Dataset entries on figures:
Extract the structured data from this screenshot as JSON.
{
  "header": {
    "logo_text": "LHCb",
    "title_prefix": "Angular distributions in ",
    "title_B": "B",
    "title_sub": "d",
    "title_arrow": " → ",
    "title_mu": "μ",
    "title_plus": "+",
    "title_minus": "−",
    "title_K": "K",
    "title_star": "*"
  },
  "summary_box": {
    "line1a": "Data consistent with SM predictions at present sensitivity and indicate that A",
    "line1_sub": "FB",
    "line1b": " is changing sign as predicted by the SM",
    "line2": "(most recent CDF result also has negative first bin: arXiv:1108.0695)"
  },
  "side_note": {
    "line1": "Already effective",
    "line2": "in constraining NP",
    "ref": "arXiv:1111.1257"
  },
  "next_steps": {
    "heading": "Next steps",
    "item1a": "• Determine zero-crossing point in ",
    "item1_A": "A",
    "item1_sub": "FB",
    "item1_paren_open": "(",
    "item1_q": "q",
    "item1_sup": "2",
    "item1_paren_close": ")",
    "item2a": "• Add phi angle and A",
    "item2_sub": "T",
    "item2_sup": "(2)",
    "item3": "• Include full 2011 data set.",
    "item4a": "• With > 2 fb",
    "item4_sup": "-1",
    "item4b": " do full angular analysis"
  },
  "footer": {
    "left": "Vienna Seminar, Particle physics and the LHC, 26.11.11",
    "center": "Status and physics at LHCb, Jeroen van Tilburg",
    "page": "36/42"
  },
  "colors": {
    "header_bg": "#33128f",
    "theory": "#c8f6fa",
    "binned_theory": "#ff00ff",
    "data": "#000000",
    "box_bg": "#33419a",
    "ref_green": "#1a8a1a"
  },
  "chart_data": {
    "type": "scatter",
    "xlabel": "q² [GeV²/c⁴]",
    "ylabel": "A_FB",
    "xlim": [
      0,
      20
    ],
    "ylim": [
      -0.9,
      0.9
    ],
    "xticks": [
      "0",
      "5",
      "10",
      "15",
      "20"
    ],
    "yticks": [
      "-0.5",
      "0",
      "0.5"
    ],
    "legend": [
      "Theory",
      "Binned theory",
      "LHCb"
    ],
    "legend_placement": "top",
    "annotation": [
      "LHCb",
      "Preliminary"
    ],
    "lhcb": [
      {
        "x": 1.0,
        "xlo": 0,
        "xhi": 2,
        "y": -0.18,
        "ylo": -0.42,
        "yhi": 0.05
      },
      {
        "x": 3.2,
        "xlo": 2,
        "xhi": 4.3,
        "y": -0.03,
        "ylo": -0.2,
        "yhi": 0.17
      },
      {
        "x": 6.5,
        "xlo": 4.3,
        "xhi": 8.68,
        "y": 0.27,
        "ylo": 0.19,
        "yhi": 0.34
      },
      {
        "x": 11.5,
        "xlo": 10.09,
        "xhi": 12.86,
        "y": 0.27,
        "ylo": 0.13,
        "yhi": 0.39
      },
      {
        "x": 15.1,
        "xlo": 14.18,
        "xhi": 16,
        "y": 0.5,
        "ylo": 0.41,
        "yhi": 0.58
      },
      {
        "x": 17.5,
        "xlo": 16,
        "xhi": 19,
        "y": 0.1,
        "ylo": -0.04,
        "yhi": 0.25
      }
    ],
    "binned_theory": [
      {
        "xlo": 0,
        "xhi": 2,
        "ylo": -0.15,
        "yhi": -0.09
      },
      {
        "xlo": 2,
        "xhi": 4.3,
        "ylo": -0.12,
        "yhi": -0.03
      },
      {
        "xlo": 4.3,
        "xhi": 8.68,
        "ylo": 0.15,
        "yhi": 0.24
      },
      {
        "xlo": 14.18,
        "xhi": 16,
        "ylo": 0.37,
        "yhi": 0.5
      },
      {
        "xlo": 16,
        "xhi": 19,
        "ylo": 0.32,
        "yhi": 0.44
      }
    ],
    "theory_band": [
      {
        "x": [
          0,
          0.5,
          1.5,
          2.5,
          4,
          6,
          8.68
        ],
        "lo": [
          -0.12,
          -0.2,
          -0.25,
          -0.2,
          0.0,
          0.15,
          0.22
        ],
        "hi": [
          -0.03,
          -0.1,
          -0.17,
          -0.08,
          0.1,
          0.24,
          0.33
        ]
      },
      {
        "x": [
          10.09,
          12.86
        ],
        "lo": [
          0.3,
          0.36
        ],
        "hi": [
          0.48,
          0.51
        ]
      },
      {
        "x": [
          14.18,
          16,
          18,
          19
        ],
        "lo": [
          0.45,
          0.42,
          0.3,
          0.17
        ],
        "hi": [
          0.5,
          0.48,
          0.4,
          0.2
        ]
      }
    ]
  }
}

→ **WHAT IS REQUIRED**: Reproduce every entry shown above, precisely as it stands.

→ **WRITTEN RESPONSE**:
Extract the structured data from this screenshot as JSON.
{
  "header": {
    "logo_text": "LHCb",
    "title_prefix": "Angular distributions in ",
    "title_B": "B",
    "title_sub": "d",
    "title_arrow": " → ",
    "title_mu": "μ",
    "title_plus": "+",
    "title_minus": "−",
    "title_K": "K",
    "title_star": "*"
  },
  "summary_box": {
    "line1a": "Data consistent with SM predictions at present sensitivity and indicate that A",
    "line1_sub": "FB",
    "line1b": " is changing sign as predicted by the SM",
    "line2": "(most recent CDF result also has negative first bin: arXiv:1108.0695)"
  },
  "side_note": {
    "line1": "Already effective",
    "line2": "in constraining NP",
    "ref": "arXiv:1111.1257"
  },
  "next_steps": {
    "heading": "Next steps",
    "item1a": "• Determine zero-crossing point in ",
    "item1_A": "A",
    "item1_sub": "FB",
    "item1_paren_open": "(",
    "item1_q": "q",
    "item1_sup": "2",
    "item1_paren_close": ")",
    "item2a": "• Add phi angle and A",
    "item2_sub": "T",
    "item2_sup": "(2)",
    "item3": "• Include full 2011 data set.",
    "item4a": "• With > 2 fb",
    "item4_sup": "-1",
    "item4b": " do full angular analysis"
  },
  "footer": {
    "left": "Vienna Seminar, Particle physics and the LHC, 26.11.11",
    "center": "Status and physics at LHCb, Jeroen van Tilburg",
    "page": "36/42"
  },
  "colors": {
    "header_bg": "#33128f",
    "theory": "#c8f6fa",
    "binned_theory": "#ff00ff",
    "data": "#000000",
    "box_bg": "#33419a",
    "ref_green": "#1a8a1a"
  },
  "chart_data": {
    "type": "scatter",
    "xlabel": "q² [GeV²/c⁴]",
    "ylabel": "A_FB",
    "xlim": [
      0,
      20
    ],
    "ylim": [
      -0.9,
      0.9
    ],
    "xticks": [
      "0",
      "5",
      "10",
      "15",
      "20"
    ],
    "yticks": [
      "-0.5",
      "0",
      "0.5"
    ],
    "legend": [
      "Theory",
      "Binned theory",
      "LHCb"
    ],
    "legend_placement": "top",
    "annotation": [
      "LHCb",
      "Preliminary"
    ],
    "lhcb": [
      {
        "x": 1.0,
        "xlo": 0,
        "xhi": 2,
        "y": -0.18,
        "ylo": -0.42,
        "yhi": 0.05
      },
      {
        "x": 3.2,
        "xlo": 2,
        "xhi": 4.3,
        "y": -0.03,
        "ylo": -0.2,
        "yhi": 0.17
      },
      {
        "x": 6.5,
        "xlo": 4.3,
        "xhi": 8.68,
        "y": 0.27,
        "ylo": 0.19,
        "yhi": 0.34
      },
      {
        "x": 11.5,
        "xlo": 10.09,
        "xhi": 12.86,
        "y": 0.27,
        "ylo": 0.13,
        "yhi": 0.39
      },
      {
        "x": 15.1,
        "xlo": 14.18,
        "xhi": 16,
        "y": 0.5,
        "ylo": 0.41,
        "yhi": 0.58
      },
      {
        "x": 17.5,
        "xlo": 16,
        "xhi": 19,
        "y": 0.1,
        "ylo": -0.04,
        "yhi": 0.25
      }
    ],
    "binned_theory": [
      {
        "xlo": 0,
        "xhi": 2,
        "ylo": -0.15,
        "yhi": -0.09
      },
      {
        "xlo": 2,
        "xhi": 4.3,
        "ylo": -0.12,
        "yhi": -0.03
      },
      {
        "xlo": 4.3,
        "xhi": 8.68,
        "ylo": 0.15,
        "yhi": 0.24
      },
      {
        "xlo": 14.18,
        "xhi": 16,
        "ylo": 0.37,
        "yhi": 0.5
      },
      {
        "xlo": 16,
        "xhi": 19,
        "ylo": 0.32,
        "yhi": 0.44
      }
    ],
    "theory_band": [
      {
        "x": [
          0,
          0.5,
          1.5,
          2.5,
          4,
          6,
          8.68
        ],
        "lo": [
          -0.12,
          -0.2,
          -0.25,
          -0.2,
          0.0,
          0.15,
          0.22
        ],
        "hi": [
          -0.03,
          -0.1,
          -0.17,
          -0.08,
          0.1,
          0.24,
          0.33
        ]
      },
      {
        "x": [
          10.09,
          12.86
        ],
        "lo": [
          0.3,
          0.36
        ],
        "hi": [
          0.48,
          0.51
        ]
      },
      {
        "x": [
          14.18,
          16,
          18,
          19
        ],
        "lo": [
          0.45,
          0.42,
          0.3,
          0.17
        ],
        "hi": [
          0.5,
          0.48,
          0.4,
          0.2
        ]
      }
    ]
  }
}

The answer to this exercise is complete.